• **Exercise details**
Search the listing for "AB与AC的夹角为锐角" and copy every line where it appears.

Source data:
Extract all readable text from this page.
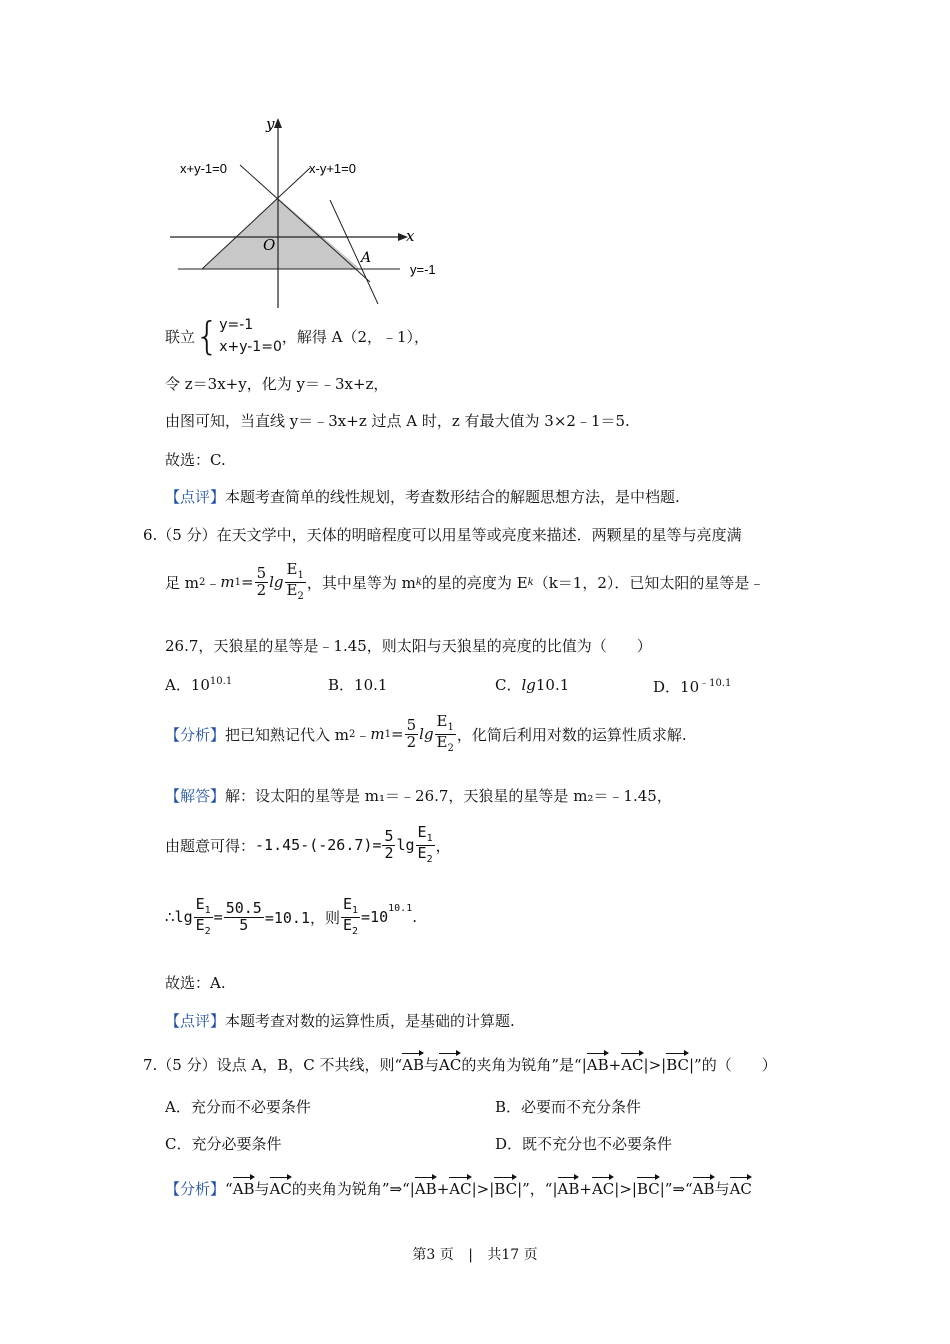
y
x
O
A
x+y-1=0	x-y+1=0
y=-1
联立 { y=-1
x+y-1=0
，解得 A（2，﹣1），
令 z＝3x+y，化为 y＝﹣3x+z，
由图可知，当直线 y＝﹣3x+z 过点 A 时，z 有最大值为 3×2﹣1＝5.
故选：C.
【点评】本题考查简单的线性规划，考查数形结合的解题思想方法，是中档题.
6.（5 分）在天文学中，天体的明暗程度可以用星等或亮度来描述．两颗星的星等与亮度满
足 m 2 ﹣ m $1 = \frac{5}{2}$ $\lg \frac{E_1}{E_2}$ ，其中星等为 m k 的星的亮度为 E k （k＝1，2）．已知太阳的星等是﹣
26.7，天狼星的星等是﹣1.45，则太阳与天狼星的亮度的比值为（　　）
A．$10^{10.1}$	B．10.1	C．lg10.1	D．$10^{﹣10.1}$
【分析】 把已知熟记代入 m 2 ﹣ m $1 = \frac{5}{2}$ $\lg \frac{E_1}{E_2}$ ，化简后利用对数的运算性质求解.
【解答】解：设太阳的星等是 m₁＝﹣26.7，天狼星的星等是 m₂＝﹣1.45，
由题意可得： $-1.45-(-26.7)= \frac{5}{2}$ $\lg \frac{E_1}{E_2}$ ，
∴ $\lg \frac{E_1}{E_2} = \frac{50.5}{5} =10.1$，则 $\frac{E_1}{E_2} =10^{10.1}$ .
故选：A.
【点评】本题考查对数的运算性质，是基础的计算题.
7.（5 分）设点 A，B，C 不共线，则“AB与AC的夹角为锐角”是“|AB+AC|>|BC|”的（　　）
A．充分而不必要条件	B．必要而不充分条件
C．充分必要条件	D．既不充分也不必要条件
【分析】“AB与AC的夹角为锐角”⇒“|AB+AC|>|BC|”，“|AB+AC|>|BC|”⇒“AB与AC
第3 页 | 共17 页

--

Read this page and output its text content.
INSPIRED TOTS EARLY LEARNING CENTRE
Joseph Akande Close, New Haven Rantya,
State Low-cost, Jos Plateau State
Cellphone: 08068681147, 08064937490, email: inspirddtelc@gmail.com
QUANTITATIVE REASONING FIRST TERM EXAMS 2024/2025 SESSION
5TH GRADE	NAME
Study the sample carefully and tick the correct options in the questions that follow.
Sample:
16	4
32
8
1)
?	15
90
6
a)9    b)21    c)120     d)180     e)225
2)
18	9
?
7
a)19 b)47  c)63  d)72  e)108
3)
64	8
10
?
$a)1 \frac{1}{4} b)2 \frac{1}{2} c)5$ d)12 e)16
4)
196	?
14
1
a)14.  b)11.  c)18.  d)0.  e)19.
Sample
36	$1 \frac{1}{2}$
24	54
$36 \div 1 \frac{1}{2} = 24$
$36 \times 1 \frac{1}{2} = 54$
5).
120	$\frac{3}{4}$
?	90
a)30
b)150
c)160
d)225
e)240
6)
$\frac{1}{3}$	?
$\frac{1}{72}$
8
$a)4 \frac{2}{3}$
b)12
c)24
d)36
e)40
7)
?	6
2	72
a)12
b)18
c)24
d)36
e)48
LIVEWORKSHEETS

• **Correct output**
7.（5 分）设点 A，B，C 不共线，则“AB与AC的夹角为锐角”是“|AB+AC|>|BC|”的（　　）
【分析】“AB与AC的夹角为锐角”⇒“|AB+AC|>|BC|”，“|AB+AC|>|BC|”⇒“AB与AC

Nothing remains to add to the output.